_Exercise task_.
Pick out all lines of the entries that include the word "pelvis" and copy them.

_Stored data_.

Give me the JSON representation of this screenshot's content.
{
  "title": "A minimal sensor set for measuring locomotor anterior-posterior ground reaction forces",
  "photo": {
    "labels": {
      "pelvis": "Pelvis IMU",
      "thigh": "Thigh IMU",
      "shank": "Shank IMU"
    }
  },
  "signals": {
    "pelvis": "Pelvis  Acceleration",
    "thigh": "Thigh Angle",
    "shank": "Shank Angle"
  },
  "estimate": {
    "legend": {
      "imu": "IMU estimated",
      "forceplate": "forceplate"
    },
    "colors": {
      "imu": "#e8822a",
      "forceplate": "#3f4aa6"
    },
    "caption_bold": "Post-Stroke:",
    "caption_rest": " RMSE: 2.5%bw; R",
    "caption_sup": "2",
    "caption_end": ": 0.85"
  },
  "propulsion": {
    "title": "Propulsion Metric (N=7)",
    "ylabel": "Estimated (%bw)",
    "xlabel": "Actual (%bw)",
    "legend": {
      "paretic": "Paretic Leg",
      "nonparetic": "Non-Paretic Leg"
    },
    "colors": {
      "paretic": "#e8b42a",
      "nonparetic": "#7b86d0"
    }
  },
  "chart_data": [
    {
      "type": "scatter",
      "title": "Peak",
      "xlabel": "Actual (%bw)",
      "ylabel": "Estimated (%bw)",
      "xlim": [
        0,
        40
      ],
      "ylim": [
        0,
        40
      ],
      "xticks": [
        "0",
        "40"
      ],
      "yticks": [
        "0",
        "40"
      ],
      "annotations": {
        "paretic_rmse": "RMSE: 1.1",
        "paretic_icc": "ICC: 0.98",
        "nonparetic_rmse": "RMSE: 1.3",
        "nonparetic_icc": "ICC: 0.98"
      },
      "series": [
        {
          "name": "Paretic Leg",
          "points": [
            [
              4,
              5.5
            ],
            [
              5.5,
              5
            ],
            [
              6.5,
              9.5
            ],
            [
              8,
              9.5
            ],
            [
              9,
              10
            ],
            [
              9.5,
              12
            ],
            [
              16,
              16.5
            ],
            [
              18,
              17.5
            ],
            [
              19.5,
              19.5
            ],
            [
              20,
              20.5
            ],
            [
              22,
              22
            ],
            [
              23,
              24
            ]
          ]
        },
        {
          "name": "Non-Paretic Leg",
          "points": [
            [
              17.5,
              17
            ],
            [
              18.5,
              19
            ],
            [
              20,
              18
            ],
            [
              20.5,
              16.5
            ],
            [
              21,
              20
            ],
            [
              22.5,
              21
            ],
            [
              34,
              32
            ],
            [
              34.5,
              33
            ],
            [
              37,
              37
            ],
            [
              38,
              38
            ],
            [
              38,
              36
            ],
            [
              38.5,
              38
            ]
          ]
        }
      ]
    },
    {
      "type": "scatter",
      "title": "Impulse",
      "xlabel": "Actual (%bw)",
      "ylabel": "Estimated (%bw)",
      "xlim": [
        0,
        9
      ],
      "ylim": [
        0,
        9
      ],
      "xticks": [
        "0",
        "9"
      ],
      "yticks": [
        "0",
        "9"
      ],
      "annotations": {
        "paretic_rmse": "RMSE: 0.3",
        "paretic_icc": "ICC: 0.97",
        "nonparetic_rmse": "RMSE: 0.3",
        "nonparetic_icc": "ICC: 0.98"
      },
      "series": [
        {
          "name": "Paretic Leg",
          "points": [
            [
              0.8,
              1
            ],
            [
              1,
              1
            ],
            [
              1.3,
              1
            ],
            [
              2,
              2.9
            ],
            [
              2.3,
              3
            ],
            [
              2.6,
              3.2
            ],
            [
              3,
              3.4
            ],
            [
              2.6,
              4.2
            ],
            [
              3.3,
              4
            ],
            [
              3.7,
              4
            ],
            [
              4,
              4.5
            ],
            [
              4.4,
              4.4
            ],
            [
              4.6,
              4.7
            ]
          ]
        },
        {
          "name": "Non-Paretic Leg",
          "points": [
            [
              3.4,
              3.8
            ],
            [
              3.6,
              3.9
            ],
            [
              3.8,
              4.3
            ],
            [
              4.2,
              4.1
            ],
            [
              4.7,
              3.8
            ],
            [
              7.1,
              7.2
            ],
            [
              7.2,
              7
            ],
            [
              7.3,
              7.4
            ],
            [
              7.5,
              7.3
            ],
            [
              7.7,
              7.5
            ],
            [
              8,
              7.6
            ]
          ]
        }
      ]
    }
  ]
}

_Task solution_.
      "pelvis": "Pelvis IMU",
    "pelvis": "Pelvis  Acceleration",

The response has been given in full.